__Material provided__.
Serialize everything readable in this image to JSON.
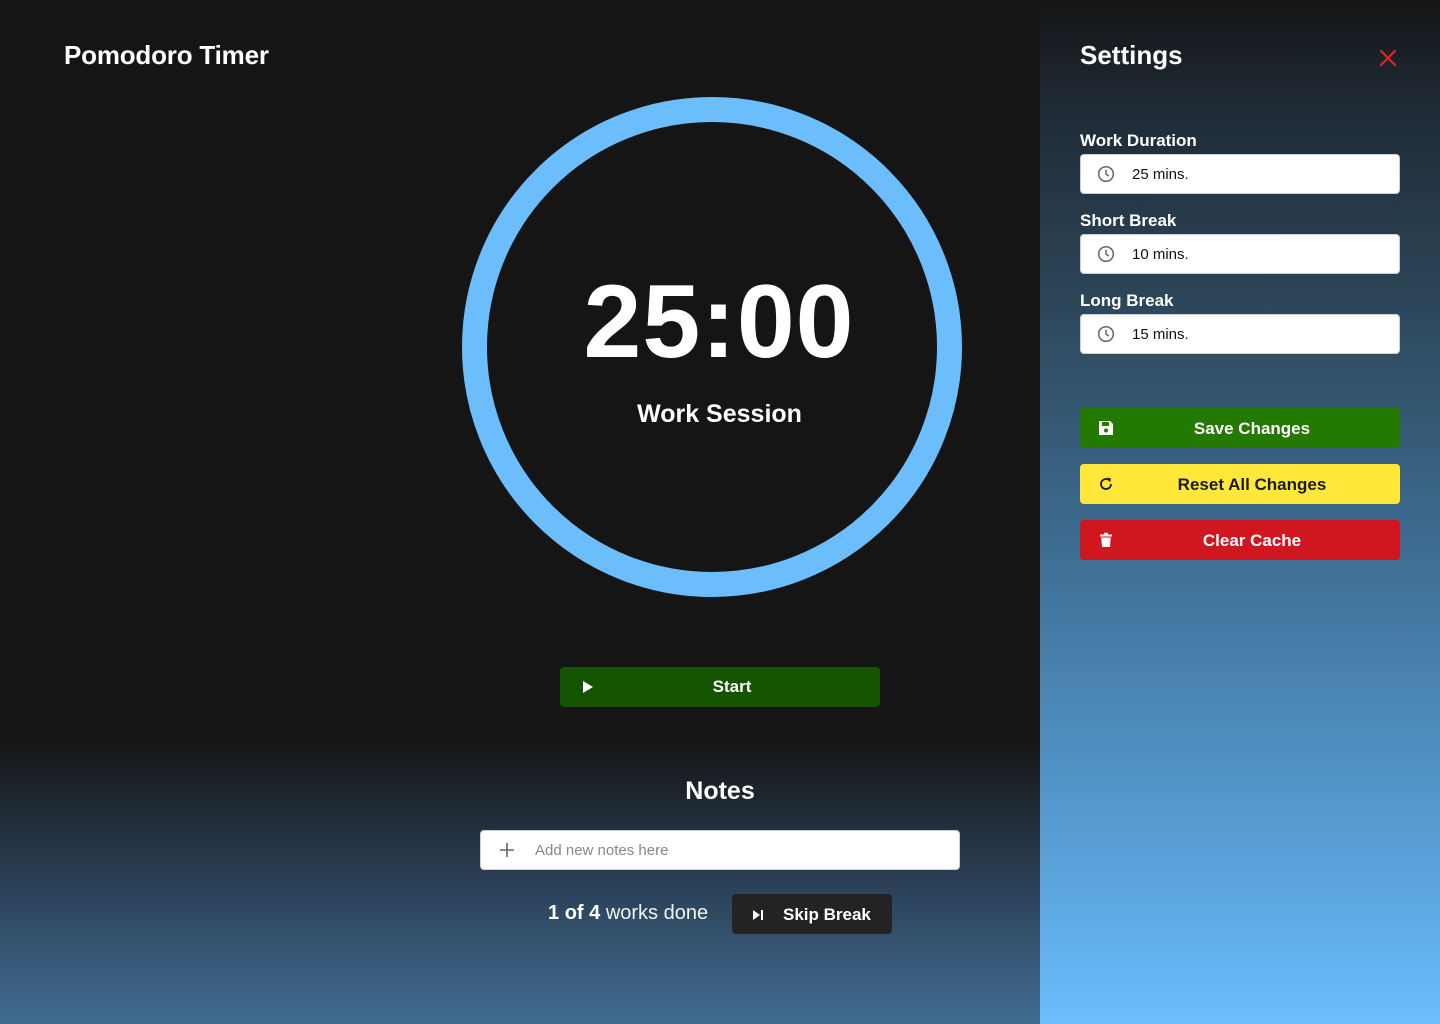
{
  "app": {
    "title": "Pomodoro Timer"
  },
  "timer": {
    "time": "25:00",
    "session_label": "Work Session",
    "ring_color": "#6bbdfc",
    "start_label": "Start"
  },
  "notes": {
    "title": "Notes",
    "placeholder": "Add new notes here",
    "value": ""
  },
  "progress": {
    "done": "1",
    "of_word": "of",
    "total": "4",
    "suffix": "works done",
    "skip_label": "Skip Break"
  },
  "settings": {
    "title": "Settings",
    "close_icon": "close-icon",
    "fields": [
      {
        "label": "Work Duration",
        "value": "25 mins."
      },
      {
        "label": "Short Break",
        "value": "10 mins."
      },
      {
        "label": "Long Break",
        "value": "15 mins."
      }
    ],
    "buttons": {
      "save_label": "Save Changes",
      "reset_label": "Reset All Changes",
      "clear_label": "Clear Cache"
    }
  },
  "colors": {
    "start_green": "#145300",
    "save_green": "#247a00",
    "reset_yellow": "#ffe83a",
    "clear_red": "#d0161f",
    "close_red": "#e0242a",
    "accent_blue": "#6bbdfc"
  }
}
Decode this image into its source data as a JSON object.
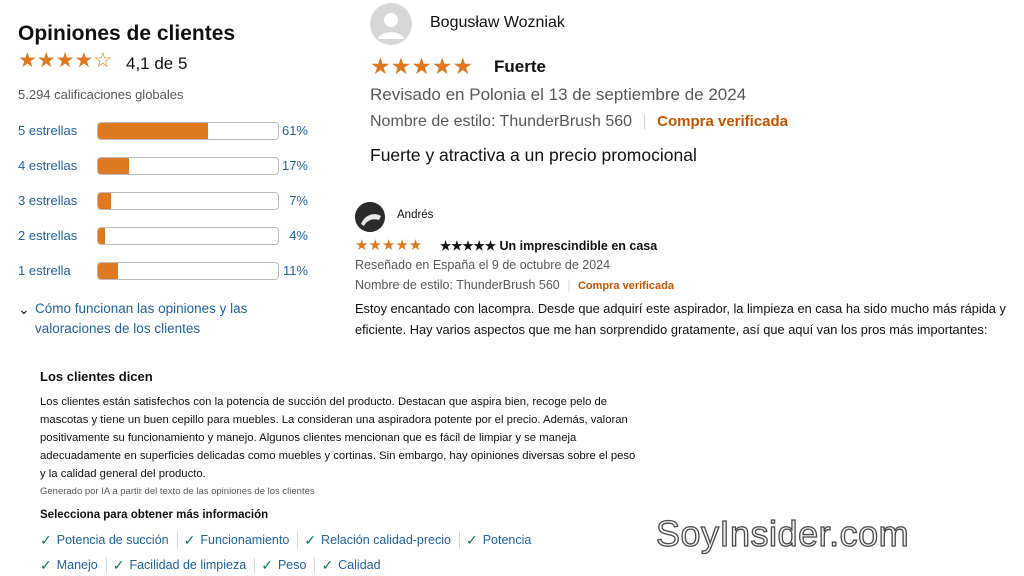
{
  "summary": {
    "title": "Opiniones de clientes",
    "rating_text": "4,1 de 5",
    "rating_value": 4.1,
    "global_ratings": "5.294 calificaciones globales",
    "rows": [
      {
        "label": "5 estrellas",
        "pct": "61%",
        "fraction": 0.61
      },
      {
        "label": "4 estrellas",
        "pct": "17%",
        "fraction": 0.17
      },
      {
        "label": "3 estrellas",
        "pct": "7%",
        "fraction": 0.07
      },
      {
        "label": "2 estrellas",
        "pct": "4%",
        "fraction": 0.04
      },
      {
        "label": "1 estrella",
        "pct": "11%",
        "fraction": 0.11
      }
    ],
    "how_link": "Cómo funcionan las opiniones y las valoraciones de los clientes"
  },
  "review1": {
    "author": "Bogusław Wozniak",
    "stars": "★★★★★",
    "title": "Fuerte",
    "meta": "Revisado en Polonia el 13 de septiembre de 2024",
    "style": "Nombre de estilo: ThunderBrush 560",
    "verified": "Compra verificada",
    "body": "Fuerte y atractiva a un precio promocional"
  },
  "review2": {
    "author": "Andrés",
    "stars": "★★★★★",
    "title": "★★★★★ Un imprescindible en casa",
    "meta": "Reseñado en España el 9 de octubre de 2024",
    "style": "Nombre de estilo: ThunderBrush 560",
    "verified": "Compra verificada",
    "body": "Estoy encantado con lacompra. Desde que adquirí este aspirador, la limpieza en casa ha sido mucho más rápida y eficiente. Hay varios aspectos que me han sorprendido gratamente, así que aquí van los pros más importantes:"
  },
  "customers_say": {
    "heading": "Los clientes dicen",
    "text": "Los clientes están satisfechos con la potencia de succión del producto. Destacan que aspira bien, recoge pelo de mascotas y tiene un buen cepillo para muebles. La consideran una aspiradora potente por el precio. Además, valoran positivamente su funcionamiento y manejo. Algunos clientes mencionan que es fácil de limpiar y se maneja adecuadamente en superficies delicadas como muebles y cortinas. Sin embargo, hay opiniones diversas sobre el peso y la calidad general del producto.",
    "ai_note": "Generado por IA a partir del texto de las opiniones de los clientes",
    "select_label": "Selecciona para obtener más información",
    "chips_row1": [
      "Potencia de succión",
      "Funcionamiento",
      "Relación calidad-precio",
      "Potencia"
    ],
    "chips_row2": [
      "Manejo",
      "Facilidad de limpieza",
      "Peso",
      "Calidad"
    ]
  },
  "watermark": "SoyInsider.com",
  "colors": {
    "star": "#de7921",
    "link": "#2162a1",
    "verified": "#c45500",
    "check": "#067d62"
  }
}
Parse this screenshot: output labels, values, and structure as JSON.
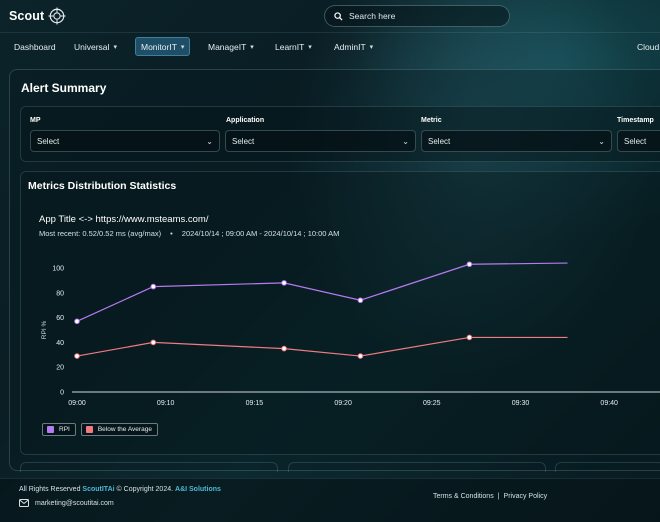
{
  "header": {
    "logo_text": "Scout",
    "search_placeholder": "Search here"
  },
  "nav": {
    "items": [
      {
        "label": "Dashboard"
      },
      {
        "label": "Universal"
      },
      {
        "label": "MonitorIT"
      },
      {
        "label": "ManageIT"
      },
      {
        "label": "LearnIT"
      },
      {
        "label": "AdminIT"
      },
      {
        "label": "Cloud"
      }
    ],
    "active": "MonitorIT"
  },
  "alert_summary": {
    "title": "Alert Summary",
    "filters": [
      {
        "label": "MP",
        "value": "Select"
      },
      {
        "label": "Application",
        "value": "Select"
      },
      {
        "label": "Metric",
        "value": "Select"
      },
      {
        "label": "Timestamp",
        "value": "Select"
      }
    ]
  },
  "metrics": {
    "title": "Metrics Distribution Statistics",
    "app_title": "App Title <-> https://www.msteams.com/",
    "most_recent": "Most recent: 0.52/0.52 ms (avg/max)",
    "separator": "•",
    "time_range": "2024/10/14 ; 09:00 AM - 2024/10/14 ; 10:00 AM"
  },
  "chart_data": {
    "type": "line",
    "ylabel": "RPI %",
    "xlabel": "",
    "x_ticks": [
      "09:00",
      "09:10",
      "09:15",
      "09:20",
      "09:25",
      "09:30",
      "09:40"
    ],
    "y_ticks": [
      0,
      20,
      40,
      60,
      80,
      100
    ],
    "ylim": [
      0,
      100
    ],
    "grid": false,
    "legend": "bottom-left",
    "series": [
      {
        "name": "RPI",
        "color": "#b57bf0",
        "points": [
          [
            "09:00",
            57
          ],
          [
            "09:07",
            85
          ],
          [
            "09:19",
            88
          ],
          [
            "09:26",
            74
          ],
          [
            "09:36",
            103
          ],
          [
            "09:45",
            104
          ]
        ]
      },
      {
        "name": "Below the Average",
        "color": "#f07b83",
        "points": [
          [
            "09:00",
            29
          ],
          [
            "09:07",
            40
          ],
          [
            "09:19",
            35
          ],
          [
            "09:26",
            29
          ],
          [
            "09:36",
            44
          ],
          [
            "09:45",
            44
          ]
        ]
      }
    ]
  },
  "footer": {
    "rights": "All Rights Reserved",
    "brand": "ScoutITAi",
    "copy": "© Copyright 2024.",
    "company": "A&I Solutions",
    "email": "marketing@scoutitai.com",
    "terms": "Terms & Conditions",
    "divider": "|",
    "privacy": "Privacy Policy"
  },
  "colors": {
    "accent": "#4fb8d6",
    "nav_active_bg": "#1e4f66",
    "rpi": "#b57bf0",
    "below_avg": "#f07b83"
  }
}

__What is expected__. All preceding records should be duplicated verbatim, images excepted.

__Answer for the task__.
Serialize everything readable in this image to JSON.
{
  "app": {
    "title": "Pomodoro Timer"
  },
  "timer": {
    "time": "25:00",
    "session_label": "Work Session",
    "ring_color": "#6bbdfc",
    "start_label": "Start"
  },
  "notes": {
    "title": "Notes",
    "placeholder": "Add new notes here",
    "value": ""
  },
  "progress": {
    "done": "1",
    "of_word": "of",
    "total": "4",
    "suffix": "works done",
    "skip_label": "Skip Break"
  },
  "settings": {
    "title": "Settings",
    "close_icon": "close-icon",
    "fields": [
      {
        "label": "Work Duration",
        "value": "25 mins."
      },
      {
        "label": "Short Break",
        "value": "10 mins."
      },
      {
        "label": "Long Break",
        "value": "15 mins."
      }
    ],
    "buttons": {
      "save_label": "Save Changes",
      "reset_label": "Reset All Changes",
      "clear_label": "Clear Cache"
    }
  },
  "colors": {
    "start_green": "#145300",
    "save_green": "#247a00",
    "reset_yellow": "#ffe83a",
    "clear_red": "#d0161f",
    "close_red": "#e0242a",
    "accent_blue": "#6bbdfc"
  }
}
Decode this image into its source data as a JSON object.
{
  "summary": {
    "title": "Opiniones de clientes",
    "rating_text": "4,1 de 5",
    "rating_value": 4.1,
    "global_ratings": "5.294 calificaciones globales",
    "rows": [
      {
        "label": "5 estrellas",
        "pct": "61%",
        "fraction": 0.61
      },
      {
        "label": "4 estrellas",
        "pct": "17%",
        "fraction": 0.17
      },
      {
        "label": "3 estrellas",
        "pct": "7%",
        "fraction": 0.07
      },
      {
        "label": "2 estrellas",
        "pct": "4%",
        "fraction": 0.04
      },
      {
        "label": "1 estrella",
        "pct": "11%",
        "fraction": 0.11
      }
    ],
    "how_link": "Cómo funcionan las opiniones y las valoraciones de los clientes"
  },
  "review1": {
    "author": "Bogusław Wozniak",
    "stars": "★★★★★",
    "title": "Fuerte",
    "meta": "Revisado en Polonia el 13 de septiembre de 2024",
    "style": "Nombre de estilo: ThunderBrush 560",
    "verified": "Compra verificada",
    "body": "Fuerte y atractiva a un precio promocional"
  },
  "review2": {
    "author": "Andrés",
    "stars": "★★★★★",
    "title": "★★★★★ Un imprescindible en casa",
    "meta": "Reseñado en España el 9 de octubre de 2024",
    "style": "Nombre de estilo: ThunderBrush 560",
    "verified": "Compra verificada",
    "body": "Estoy encantado con lacompra. Desde que adquirí este aspirador, la limpieza en casa ha sido mucho más rápida y eficiente. Hay varios aspectos que me han sorprendido gratamente, así que aquí van los pros más importantes:"
  },
  "customers_say": {
    "heading": "Los clientes dicen",
    "text": "Los clientes están satisfechos con la potencia de succión del producto. Destacan que aspira bien, recoge pelo de mascotas y tiene un buen cepillo para muebles. La consideran una aspiradora potente por el precio. Además, valoran positivamente su funcionamiento y manejo. Algunos clientes mencionan que es fácil de limpiar y se maneja adecuadamente en superficies delicadas como muebles y cortinas. Sin embargo, hay opiniones diversas sobre el peso y la calidad general del producto.",
    "ai_note": "Generado por IA a partir del texto de las opiniones de los clientes",
    "select_label": "Selecciona para obtener más información",
    "chips_row1": [
      "Potencia de succión",
      "Funcionamiento",
      "Relación calidad-precio",
      "Potencia"
    ],
    "chips_row2": [
      "Manejo",
      "Facilidad de limpieza",
      "Peso",
      "Calidad"
    ]
  },
  "watermark": "SoyInsider.com",
  "colors": {
    "star": "#de7921",
    "link": "#2162a1",
    "verified": "#c45500",
    "check": "#067d62"
  }
}
Parse this screenshot: output labels, values, and structure as JSON.
{
  "header": {
    "logo_text": "Scout",
    "search_placeholder": "Search here"
  },
  "nav": {
    "items": [
      {
        "label": "Dashboard"
      },
      {
        "label": "Universal"
      },
      {
        "label": "MonitorIT"
      },
      {
        "label": "ManageIT"
      },
      {
        "label": "LearnIT"
      },
      {
        "label": "AdminIT"
      },
      {
        "label": "Cloud"
      }
    ],
    "active": "MonitorIT"
  },
  "alert_summary": {
    "title": "Alert Summary",
    "filters": [
      {
        "label": "MP",
        "value": "Select"
      },
      {
        "label": "Application",
        "value": "Select"
      },
      {
        "label": "Metric",
        "value": "Select"
      },
      {
        "label": "Timestamp",
        "value": "Select"
      }
    ]
  },
  "metrics": {
    "title": "Metrics Distribution Statistics",
    "app_title": "App Title <-> https://www.msteams.com/",
    "most_recent": "Most recent: 0.52/0.52 ms (avg/max)",
    "separator": "•",
    "time_range": "2024/10/14 ; 09:00 AM - 2024/10/14 ; 10:00 AM"
  },
  "chart_data": {
    "type": "line",
    "ylabel": "RPI %",
    "xlabel": "",
    "x_ticks": [
      "09:00",
      "09:10",
      "09:15",
      "09:20",
      "09:25",
      "09:30",
      "09:40"
    ],
    "y_ticks": [
      0,
      20,
      40,
      60,
      80,
      100
    ],
    "ylim": [
      0,
      100
    ],
    "grid": false,
    "legend": "bottom-left",
    "series": [
      {
        "name": "RPI",
        "color": "#b57bf0",
        "points": [
          [
            "09:00",
            57
          ],
          [
            "09:07",
            85
          ],
          [
            "09:19",
            88
          ],
          [
            "09:26",
            74
          ],
          [
            "09:36",
            103
          ],
          [
            "09:45",
            104
          ]
        ]
      },
      {
        "name": "Below the Average",
        "color": "#f07b83",
        "points": [
          [
            "09:00",
            29
          ],
          [
            "09:07",
            40
          ],
          [
            "09:19",
            35
          ],
          [
            "09:26",
            29
          ],
          [
            "09:36",
            44
          ],
          [
            "09:45",
            44
          ]
        ]
      }
    ]
  },
  "footer": {
    "rights": "All Rights Reserved",
    "brand": "ScoutITAi",
    "copy": "© Copyright 2024.",
    "company": "A&I Solutions",
    "email": "marketing@scoutitai.com",
    "terms": "Terms & Conditions",
    "divider": "|",
    "privacy": "Privacy Policy"
  },
  "colors": {
    "accent": "#4fb8d6",
    "nav_active_bg": "#1e4f66",
    "rpi": "#b57bf0",
    "below_avg": "#f07b83"
  }
}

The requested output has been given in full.